# Required work
Any picture among the records should be left out, please; retype the rest exactly.

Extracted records
:::
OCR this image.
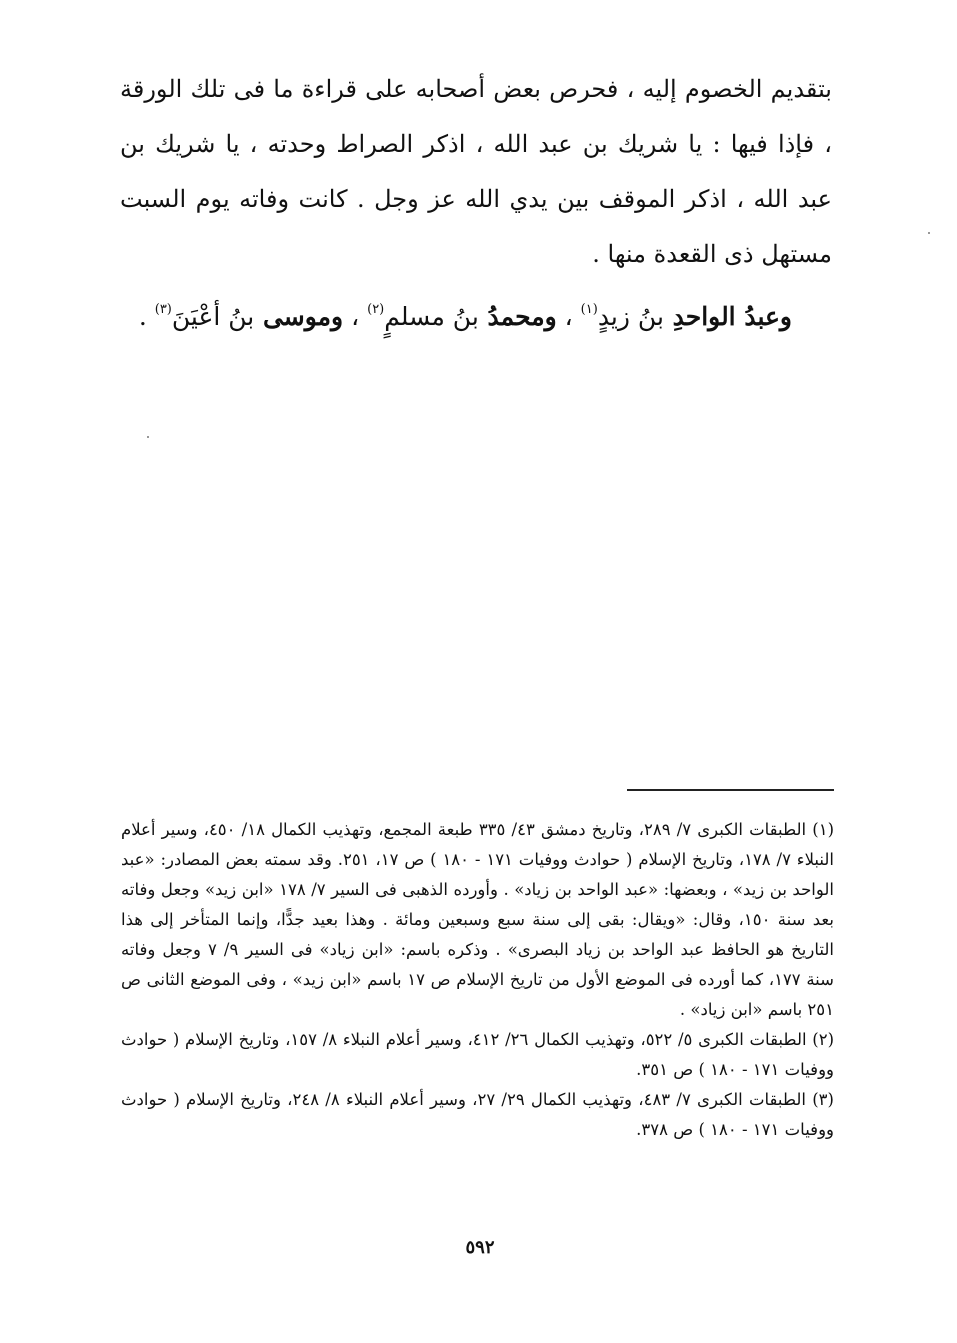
بتقديم الخصوم إليه ، فحرص بعض أصحابه على قراءة ما فى تلك الورقة ، فإذا فيها : يا شريك بن عبد الله ، اذكر الصراط وحدته ، يا شريك بن عبد الله ، اذكر الموقف بين يدي الله عز وجل . كانت وفاته يوم السبت مستهل ذى القعدة منها .

وعبدُ الواحدِ بنُ زيدٍ$^{(١)}$ ، ومحمدُ بنُ مسلمٍ$^{(٢)}$ ، وموسى بنُ أعْيَنَ$^{(٣)}$ .

(١) الطبقات الكبرى ٧/ ٢٨٩، وتاريخ دمشق ٤٣/ ٣٣٥ طبعة المجمع، وتهذيب الكمال ١٨/ ٤٥٠، وسير أعلام النبلاء ٧/ ١٧٨، وتاريخ الإسلام ( حوادث ووفيات ١٧١ - ١٨٠ ) ص ١٧، ٢٥١. وقد سمته بعض المصادر: «عبد الواحد بن زيد» ، وبعضها: «عبد الواحد بن زياد» . وأورده الذهبى فى السير ٧/ ١٧٨ «ابن زيد» وجعل وفاته بعد سنة ١٥٠، وقال: «ويقال: بقى إلى سنة سبع وسبعين ومائة . وهذا بعيد جدًّا، وإنما المتأخر إلى هذا التاريخ هو الحافظ عبد الواحد بن زياد البصرى» . وذكره باسم: «ابن زياد» فى السير ٩/ ٧ وجعل وفاته سنة ١٧٧، كما أورده فى الموضع الأول من تاريخ الإسلام ص ١٧ باسم «ابن زيد» ، وفى الموضع الثانى ص ٢٥١ باسم «ابن زياد» .

(٢) الطبقات الكبرى ٥/ ٥٢٢، وتهذيب الكمال ٢٦/ ٤١٢، وسير أعلام النبلاء ٨/ ١٥٧، وتاريخ الإسلام ( حوادث ووفيات ١٧١ - ١٨٠ ) ص ٣٥١.

(٣) الطبقات الكبرى ٧/ ٤٨٣، وتهذيب الكمال ٢٩/ ٢٧، وسير أعلام النبلاء ٨/ ٢٤٨، وتاريخ الإسلام ( حوادث ووفيات ١٧١ - ١٨٠ ) ص ٣٧٨.

٥٩٢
:::
# Exercise response
OCR this image.
بتقديم الخصوم إليه ، فحرص بعض أصحابه على قراءة ما فى تلك الورقة ، فإذا فيها : يا شريك بن عبد الله ، اذكر الصراط وحدته ، يا شريك بن عبد الله ، اذكر الموقف بين يدي الله عز وجل . كانت وفاته يوم السبت مستهل ذى القعدة منها .

وعبدُ الواحدِ بنُ زيدٍ$^{(١)}$ ، ومحمدُ بنُ مسلمٍ$^{(٢)}$ ، وموسى بنُ أعْيَنَ$^{(٣)}$ .

(١) الطبقات الكبرى ٧/ ٢٨٩، وتاريخ دمشق ٤٣/ ٣٣٥ طبعة المجمع، وتهذيب الكمال ١٨/ ٤٥٠، وسير أعلام النبلاء ٧/ ١٧٨، وتاريخ الإسلام ( حوادث ووفيات ١٧١ - ١٨٠ ) ص ١٧، ٢٥١. وقد سمته بعض المصادر: «عبد الواحد بن زيد» ، وبعضها: «عبد الواحد بن زياد» . وأورده الذهبى فى السير ٧/ ١٧٨ «ابن زيد» وجعل وفاته بعد سنة ١٥٠، وقال: «ويقال: بقى إلى سنة سبع وسبعين ومائة . وهذا بعيد جدًّا، وإنما المتأخر إلى هذا التاريخ هو الحافظ عبد الواحد بن زياد البصرى» . وذكره باسم: «ابن زياد» فى السير ٩/ ٧ وجعل وفاته سنة ١٧٧، كما أورده فى الموضع الأول من تاريخ الإسلام ص ١٧ باسم «ابن زيد» ، وفى الموضع الثانى ص ٢٥١ باسم «ابن زياد» .

(٢) الطبقات الكبرى ٥/ ٥٢٢، وتهذيب الكمال ٢٦/ ٤١٢، وسير أعلام النبلاء ٨/ ١٥٧، وتاريخ الإسلام ( حوادث ووفيات ١٧١ - ١٨٠ ) ص ٣٥١.

(٣) الطبقات الكبرى ٧/ ٤٨٣، وتهذيب الكمال ٢٩/ ٢٧، وسير أعلام النبلاء ٨/ ٢٤٨، وتاريخ الإسلام ( حوادث ووفيات ١٧١ - ١٨٠ ) ص ٣٧٨.

٥٩٢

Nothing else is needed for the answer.